• **Data for this task**:
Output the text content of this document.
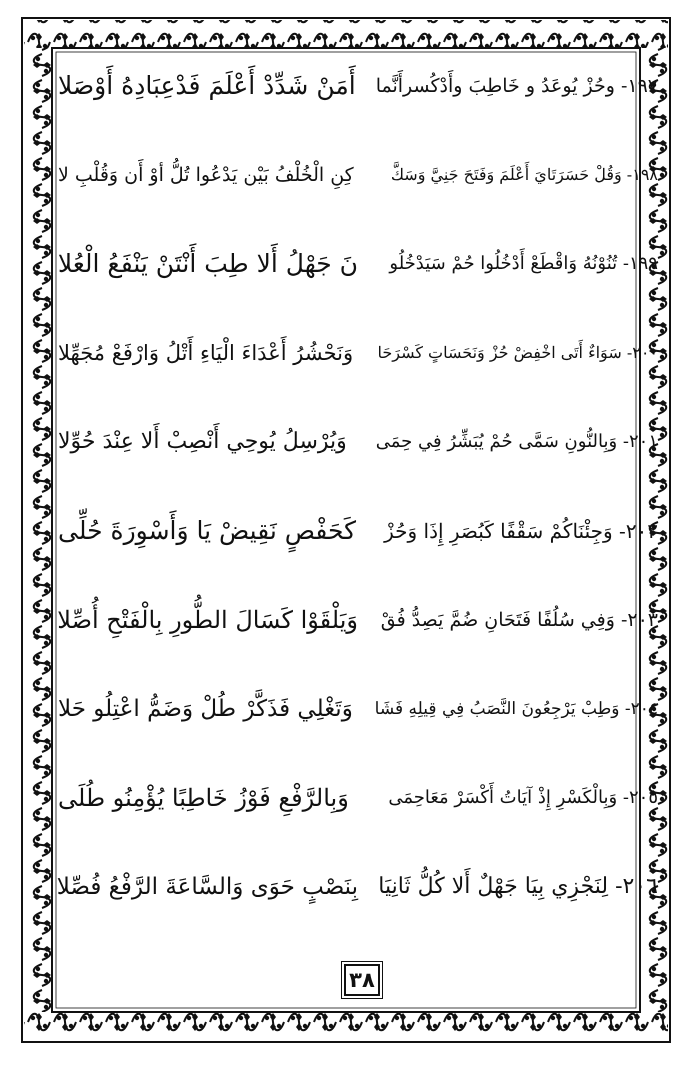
١٩٧- وحُزْ يُوعَدُ و خَاطِبَ وأَدْكُسرأَنَّما
أَمَنْ شَدِّدْ أَعْلَمَ فَدْعِبَادِهُ أَوْصَلا
١٩٨- وَقُلْ حَسَرَتَايَ أَعْلَمَ وَفَتَحَ جَنِيَّ وَسَكَّ
كِنِ الْخُلْفُ بَيْن يَدْعُوا تُلُّ أوْ أَن وَقُلْبِ لا
١٩٩- تُنُوْنُهُ وَاقْطَعْ أَدْخُلُوا حُمْ سَيَدْخُلُو
نَ جَهْلُ أَلا طِبَ أَنْتَنْ يَنْفَعُ الْعُلا
٢٠٠- سَوَاءٌ أَتَى اخْفِضْ حُزْ وَنَحَسَاتٍ كَسْرَحَا
وَنَحْشُرُ أَعْدَاءَ الْيَاءِ أَتْلُ وَارْفَعْ مُجَهِّلا
٢٠١- وَبِالنُّونِ سَمَّى حُمْ يُبَشِّرُ فِي حِمَى
وَيُرْسِلُ يُوحِي أَنْصِبْ أَلا عِنْدَ حُوِّلا
٢٠٢- وَجِئْنَاكُمْ سَقْفًا كَبُصَرِ إِذَا وَحُزْ
كَحَفْصٍ نَقِيضْ يَا وَأَسْوِرَةَ حُلِّى
٢٠٣- وَفِي سُلُفًا فَتَحَانِ ضُمَّ يَصِدُّ فُقْ
وَيَلْقَوْا كَسَالَ الطُّورِ بِالْفَتْحِ أُصِّلا
٢٠٤- وَطِبْ يَرْجِعُونَ النَّصَبُ فِي قِيلِهِ فَشَا
وَتَغْلِي فَذَكَّرْ طُلْ وَضَمُّ اعْتِلُو حَلا
٢٠٥- وَبِالْكَسْرِ إِذْ آيَاتُ أَكْسَرْ مَعَاحِمَى
وَبِالرَّفْعِ فَوْزُ خَاطِبًا يُؤْمِنُو طُلَى
٢٠٦- لِنَجْزِي بِيَا جَهْلٌ أَلا كُلُّ ثَانِيَا
بِنَصْبٍ حَوَى وَالسَّاعَةَ الرَّفْعُ فُصِّلا
٣٨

• **Work required**: Each entry must be retyped word for word, with every image omitted.

• **Full response**:
Output the text content of this document.
١٩٧- وحُزْ يُوعَدُ و خَاطِبَ وأَدْكُسرأَنَّما
أَمَنْ شَدِّدْ أَعْلَمَ فَدْعِبَادِهُ أَوْصَلا
١٩٨- وَقُلْ حَسَرَتَايَ أَعْلَمَ وَفَتَحَ جَنِيَّ وَسَكَّ
كِنِ الْخُلْفُ بَيْن يَدْعُوا تُلُّ أوْ أَن وَقُلْبِ لا
١٩٩- تُنُوْنُهُ وَاقْطَعْ أَدْخُلُوا حُمْ سَيَدْخُلُو
نَ جَهْلُ أَلا طِبَ أَنْتَنْ يَنْفَعُ الْعُلا
٢٠٠- سَوَاءٌ أَتَى اخْفِضْ حُزْ وَنَحَسَاتٍ كَسْرَحَا
وَنَحْشُرُ أَعْدَاءَ الْيَاءِ أَتْلُ وَارْفَعْ مُجَهِّلا
٢٠١- وَبِالنُّونِ سَمَّى حُمْ يُبَشِّرُ فِي حِمَى
وَيُرْسِلُ يُوحِي أَنْصِبْ أَلا عِنْدَ حُوِّلا
٢٠٢- وَجِئْنَاكُمْ سَقْفًا كَبُصَرِ إِذَا وَحُزْ
كَحَفْصٍ نَقِيضْ يَا وَأَسْوِرَةَ حُلِّى
٢٠٣- وَفِي سُلُفًا فَتَحَانِ ضُمَّ يَصِدُّ فُقْ
وَيَلْقَوْا كَسَالَ الطُّورِ بِالْفَتْحِ أُصِّلا
٢٠٤- وَطِبْ يَرْجِعُونَ النَّصَبُ فِي قِيلِهِ فَشَا
وَتَغْلِي فَذَكَّرْ طُلْ وَضَمُّ اعْتِلُو حَلا
٢٠٥- وَبِالْكَسْرِ إِذْ آيَاتُ أَكْسَرْ مَعَاحِمَى
وَبِالرَّفْعِ فَوْزُ خَاطِبًا يُؤْمِنُو طُلَى
٢٠٦- لِنَجْزِي بِيَا جَهْلٌ أَلا كُلُّ ثَانِيَا
بِنَصْبٍ حَوَى وَالسَّاعَةَ الرَّفْعُ فُصِّلا
٣٨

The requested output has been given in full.